**WRITTEN INSTRUCTION**: In the records below, find the line containing "What text is on this page?". Output it and every line after it to the end, unchanged, with no pictures.

Recorded data:
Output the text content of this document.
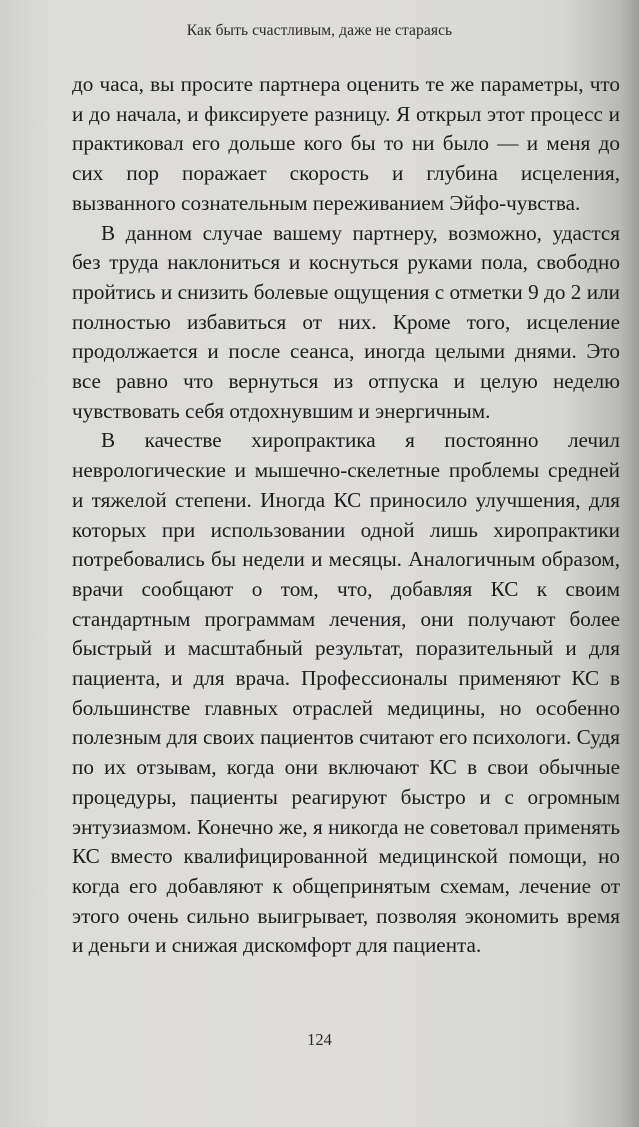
Как быть счастливым, даже не стараясь

до часа, вы просите партнера оценить те же параметры, что и до начала, и фиксируете разницу. Я открыл этот процесс и практиковал его дольше кого бы то ни было — и меня до сих пор поражает скорость и глубина исцеления, вызванного сознательным переживанием Эйфо-чувства.

В данном случае вашему партнеру, возможно, удастся без труда наклониться и коснуться руками пола, свободно пройтись и снизить болевые ощущения с отметки 9 до 2 или полностью избавиться от них. Кроме того, исцеление продолжается и после сеанса, иногда целыми днями. Это все равно что вернуться из отпуска и целую неделю чувствовать себя отдохнувшим и энергичным.

В качестве хиропрактика я постоянно лечил неврологические и мышечно-скелетные проблемы средней и тяжелой степени. Иногда КС приносило улучшения, для которых при использовании одной лишь хиропрактики потребовались бы недели и месяцы. Аналогичным образом, врачи сообщают о том, что, добавляя КС к своим стандартным программам лечения, они получают более быстрый и масштабный результат, поразительный и для пациента, и для врача. Профессионалы применяют КС в большинстве главных отраслей медицины, но особенно полезным для своих пациентов считают его психологи. Судя по их отзывам, когда они включают КС в свои обычные процедуры, пациенты реагируют быстро и с огромным энтузиазмом. Конечно же, я никогда не советовал применять КС вместо квалифицированной медицинской помощи, но когда его добавляют к общепринятым схемам, лечение от этого очень сильно выигрывает, позволяя экономить время и деньги и снижая дискомфорт для пациента.

124
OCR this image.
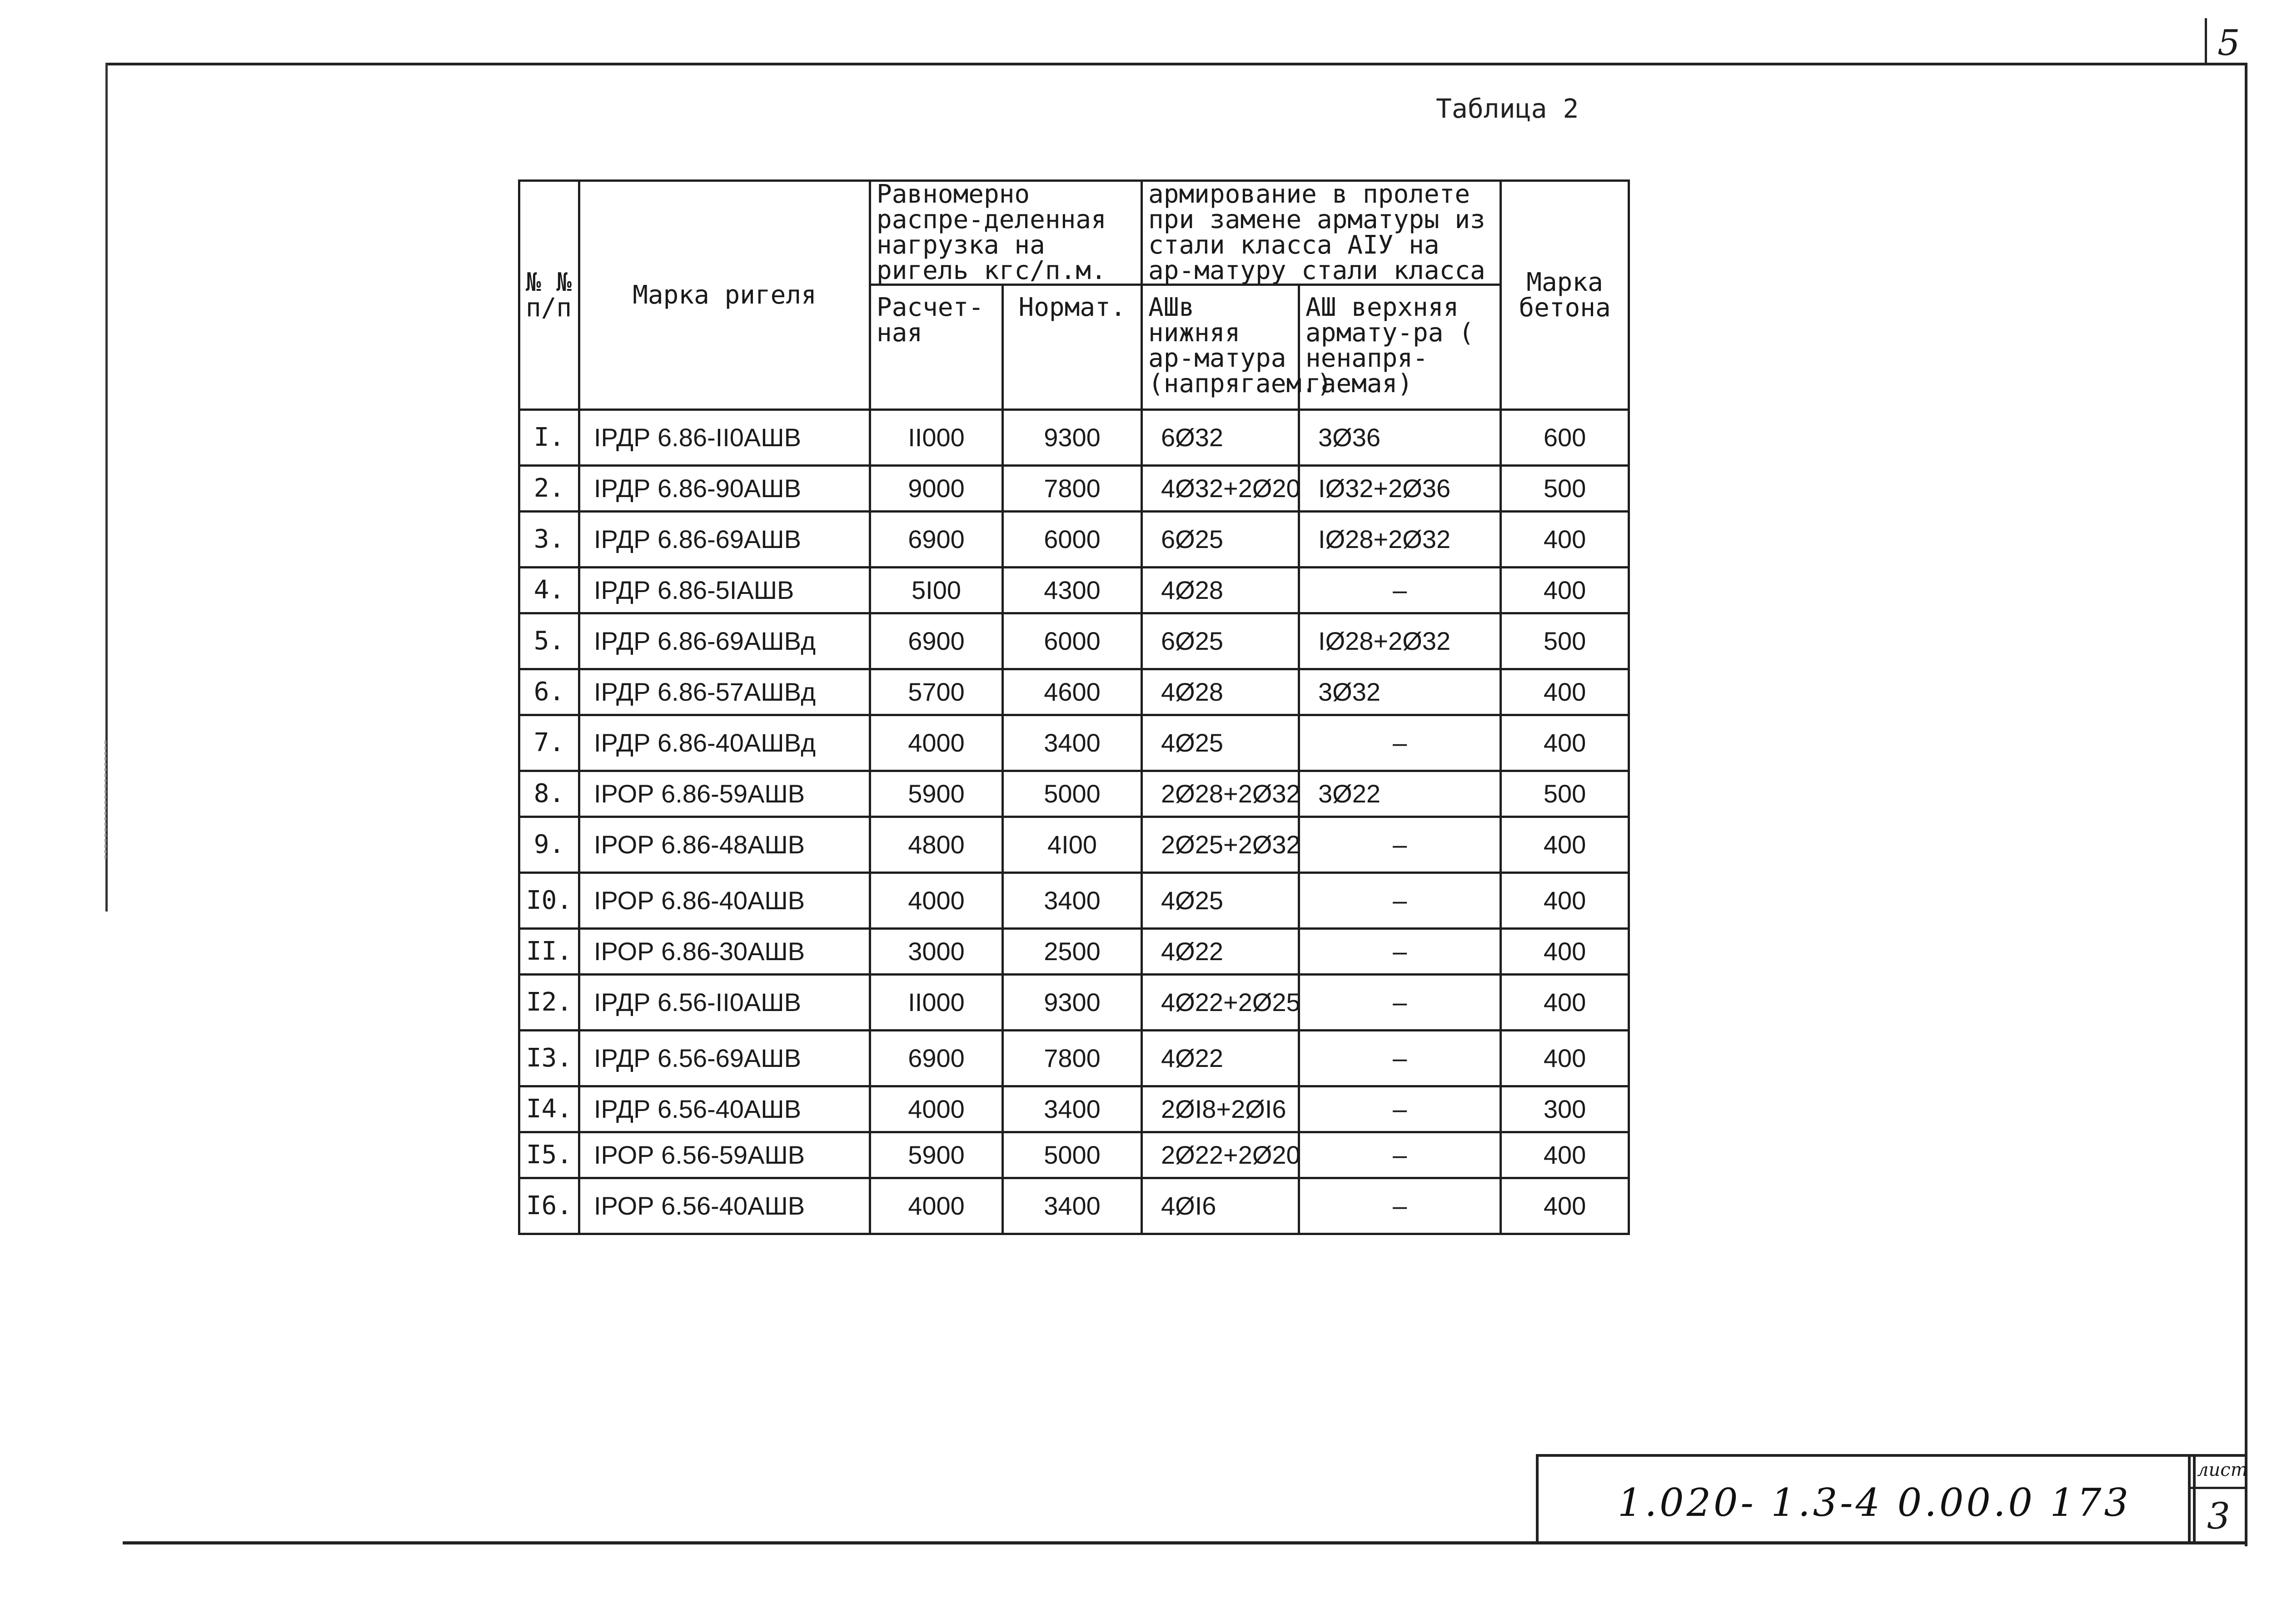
5
Таблица 2
№ № п/п	Марка ригеля	Равномерно распре-деленная нагрузка на ригель кгс/п.м.		армирование в пролете при замене арматуры из стали класса AIУ на ар-матуру стали класса		Марка бетона
		Расчет-ная	Нормат.	AШв нижняя ар-матура (напрягаем.)	AШ верхняя армату-ра ( ненапря-гаемая)	
I.	IРДР 6.86-II0AШВ	II000	9300	6Ø32	3Ø36	600
2.	IРДР 6.86-90AШВ	9000	7800	4Ø32+2Ø20	IØ32+2Ø36	500
3.	IРДР 6.86-69AШВ	6900	6000	6Ø25	IØ28+2Ø32	400
4.	IРДР 6.86-5IAШВ	5I00	4300	4Ø28	–	400
5.	IРДР 6.86-69AШВд	6900	6000	6Ø25	IØ28+2Ø32	500
6.	IРДР 6.86-57AШВд	5700	4600	4Ø28	3Ø32	400
7.	IРДР 6.86-40AШВд	4000	3400	4Ø25	–	400
8.	IРОР 6.86-59AШВ	5900	5000	2Ø28+2Ø32	3Ø22	500
9.	IРОР 6.86-48AШВ	4800	4I00	2Ø25+2Ø32	–	400
I0.	IРОР 6.86-40AШВ	4000	3400	4Ø25	–	400
II.	IРОР 6.86-30AШВ	3000	2500	4Ø22	–	400
I2.	IРДР 6.56-II0AШВ	II000	9300	4Ø22+2Ø25	–	400
I3.	IРДР 6.56-69AШВ	6900	7800	4Ø22	–	400
I4.	IРДР 6.56-40AШВ	4000	3400	2ØI8+2ØI6	–	300
I5.	IРОР 6.56-59AШВ	5900	5000	2Ø22+2Ø20	–	400
I6.	IРОР 6.56-40AШВ	4000	3400	4ØI6	–	400
1.020- 1.3-4 0.00.0 173
лист
3
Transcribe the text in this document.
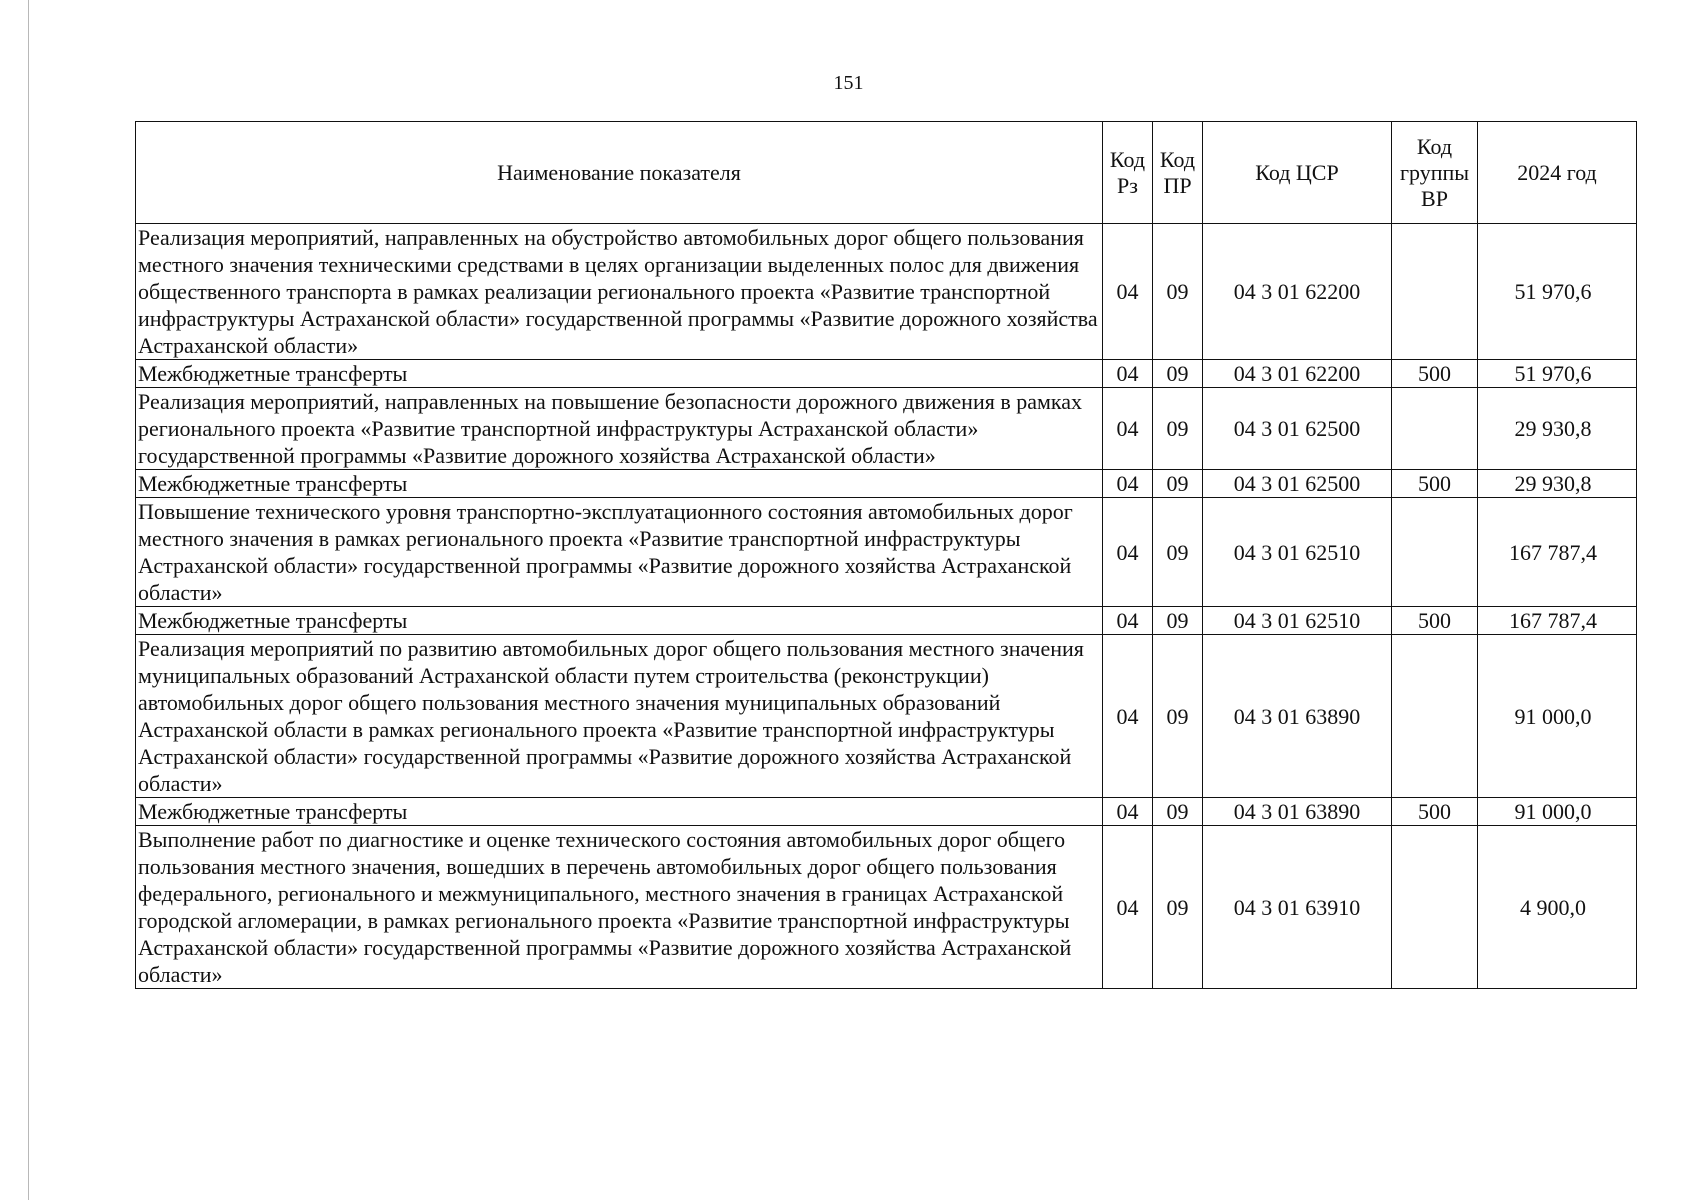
151
Наименование показателя	Код Рз	Код ПР	Код ЦСР	Код группы ВР	2024 год
Реализация мероприятий, направленных на обустройство автомобильных дорог общего пользования местного значения техническими средствами в целях организации выделенных полос для движения общественного транспорта в рамках реализации регионального проекта «Развитие транспортной инфраструктуры Астраханской области» государственной программы «Развитие дорожного хозяйства Астраханской области»	04	09	04 3 01 62200		51 970,6
Межбюджетные трансферты	04	09	04 3 01 62200	500	51 970,6
Реализация мероприятий, направленных на повышение безопасности дорожного движения в рамках регионального проекта «Развитие транспортной инфраструктуры Астраханской области» государственной программы «Развитие дорожного хозяйства Астраханской области»	04	09	04 3 01 62500		29 930,8
Межбюджетные трансферты	04	09	04 3 01 62500	500	29 930,8
Повышение технического уровня транспортно-эксплуатационного состояния автомобильных дорог местного значения в рамках регионального проекта «Развитие транспортной инфраструктуры Астраханской области» государственной программы «Развитие дорожного хозяйства Астраханской области»	04	09	04 3 01 62510		167 787,4
Межбюджетные трансферты	04	09	04 3 01 62510	500	167 787,4
Реализация мероприятий по развитию автомобильных дорог общего пользования местного значения муниципальных образований Астраханской области путем строительства (реконструкции) автомобильных дорог общего пользования местного значения муниципальных образований Астраханской области в рамках регионального проекта «Развитие транспортной инфраструктуры Астраханской области» государственной программы «Развитие дорожного хозяйства Астраханской области»	04	09	04 3 01 63890		91 000,0
Межбюджетные трансферты	04	09	04 3 01 63890	500	91 000,0
Выполнение работ по диагностике и оценке технического состояния автомобильных дорог общего пользования местного значения, вошедших в перечень автомобильных дорог общего пользования федерального, регионального и межмуниципального, местного значения в границах Астраханской городской агломерации, в рамках регионального проекта «Развитие транспортной инфраструктуры Астраханской области» государственной программы «Развитие дорожного хозяйства Астраханской области»	04	09	04 3 01 63910		4 900,0
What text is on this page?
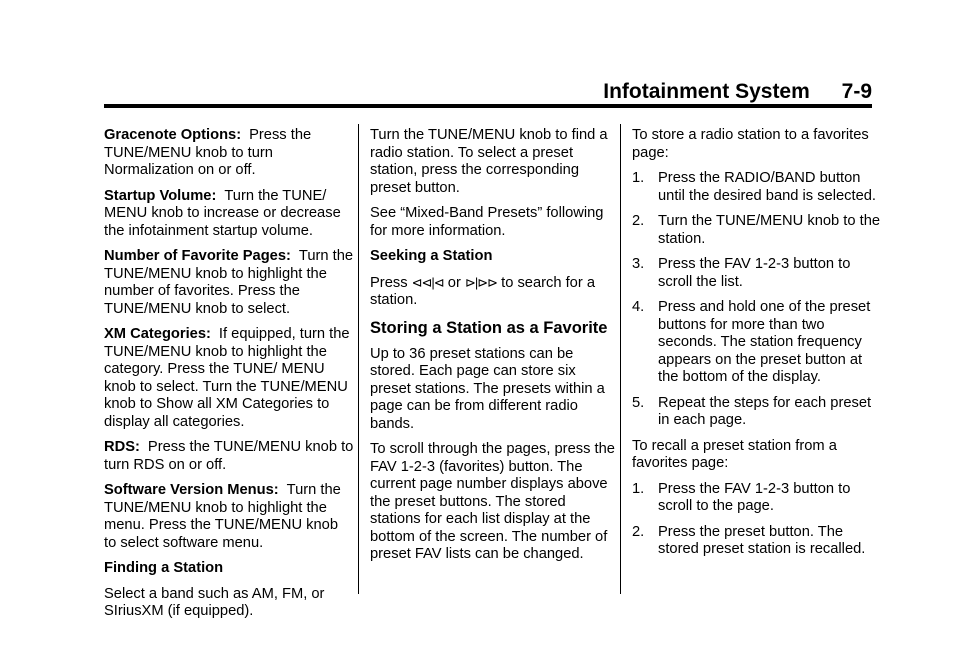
Infotainment System 7-9

Gracenote Options: Press the TUNE/MENU knob to turn Normalization on or off.

Startup Volume: Turn the TUNE/ MENU knob to increase or decrease the infotainment startup volume.

Number of Favorite Pages: Turn the TUNE/MENU knob to highlight the number of favorites. Press the TUNE/MENU knob to select.

XM Categories: If equipped, turn the TUNE/MENU knob to highlight the category. Press the TUNE/ MENU knob to select. Turn the TUNE/MENU knob to Show all XM Categories to display all categories.

RDS: Press the TUNE/MENU knob to turn RDS on or off.

Software Version Menus: Turn the TUNE/MENU knob to highlight the menu. Press the TUNE/MENU knob to select software menu.

Finding a Station

Select a band such as AM, FM, or SIriusXM (if equipped).

Turn the TUNE/MENU knob to find a radio station. To select a preset station, press the corresponding preset button.

See “Mixed-Band Presets” following for more information.

Seeking a Station

Press ⊲⊲|⊲ or ⊳|⊳⊳ to search for a station.

Storing a Station as a Favorite

Up to 36 preset stations can be stored. Each page can store six preset stations. The presets within a page can be from different radio bands.

To scroll through the pages, press the FAV 1-2-3 (favorites) button. The current page number displays above the preset buttons. The stored stations for each list display at the bottom of the screen. The number of preset FAV lists can be changed.

To store a radio station to a favorites page:

1. Press the RADIO/BAND button until the desired band is selected.
2. Turn the TUNE/MENU knob to the station.
3. Press the FAV 1-2-3 button to scroll the list.
4. Press and hold one of the preset buttons for more than two seconds. The station frequency appears on the preset button at the bottom of the display.
5. Repeat the steps for each preset in each page.

To recall a preset station from a favorites page:

1. Press the FAV 1-2-3 button to scroll to the page.
2. Press the preset button. The stored preset station is recalled.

**OUTPUT OF THE EXERCISE**:
What text is on this page?
Infotainment System 7-9

Gracenote Options: Press the TUNE/MENU knob to turn Normalization on or off.

Startup Volume: Turn the TUNE/ MENU knob to increase or decrease the infotainment startup volume.

Number of Favorite Pages: Turn the TUNE/MENU knob to highlight the number of favorites. Press the TUNE/MENU knob to select.

XM Categories: If equipped, turn the TUNE/MENU knob to highlight the category. Press the TUNE/ MENU knob to select. Turn the TUNE/MENU knob to Show all XM Categories to display all categories.

RDS: Press the TUNE/MENU knob to turn RDS on or off.

Software Version Menus: Turn the TUNE/MENU knob to highlight the menu. Press the TUNE/MENU knob to select software menu.

Finding a Station

Select a band such as AM, FM, or SIriusXM (if equipped).

Turn the TUNE/MENU knob to find a radio station. To select a preset station, press the corresponding preset button.

See “Mixed-Band Presets” following for more information.

Seeking a Station

Press ⊲⊲|⊲ or ⊳|⊳⊳ to search for a station.

Storing a Station as a Favorite

Up to 36 preset stations can be stored. Each page can store six preset stations. The presets within a page can be from different radio bands.

To scroll through the pages, press the FAV 1-2-3 (favorites) button. The current page number displays above the preset buttons. The stored stations for each list display at the bottom of the screen. The number of preset FAV lists can be changed.

To store a radio station to a favorites page:

1. Press the RADIO/BAND button until the desired band is selected.
2. Turn the TUNE/MENU knob to the station.
3. Press the FAV 1-2-3 button to scroll the list.
4. Press and hold one of the preset buttons for more than two seconds. The station frequency appears on the preset button at the bottom of the display.
5. Repeat the steps for each preset in each page.

To recall a preset station from a favorites page:

1. Press the FAV 1-2-3 button to scroll to the page.
2. Press the preset button. The stored preset station is recalled.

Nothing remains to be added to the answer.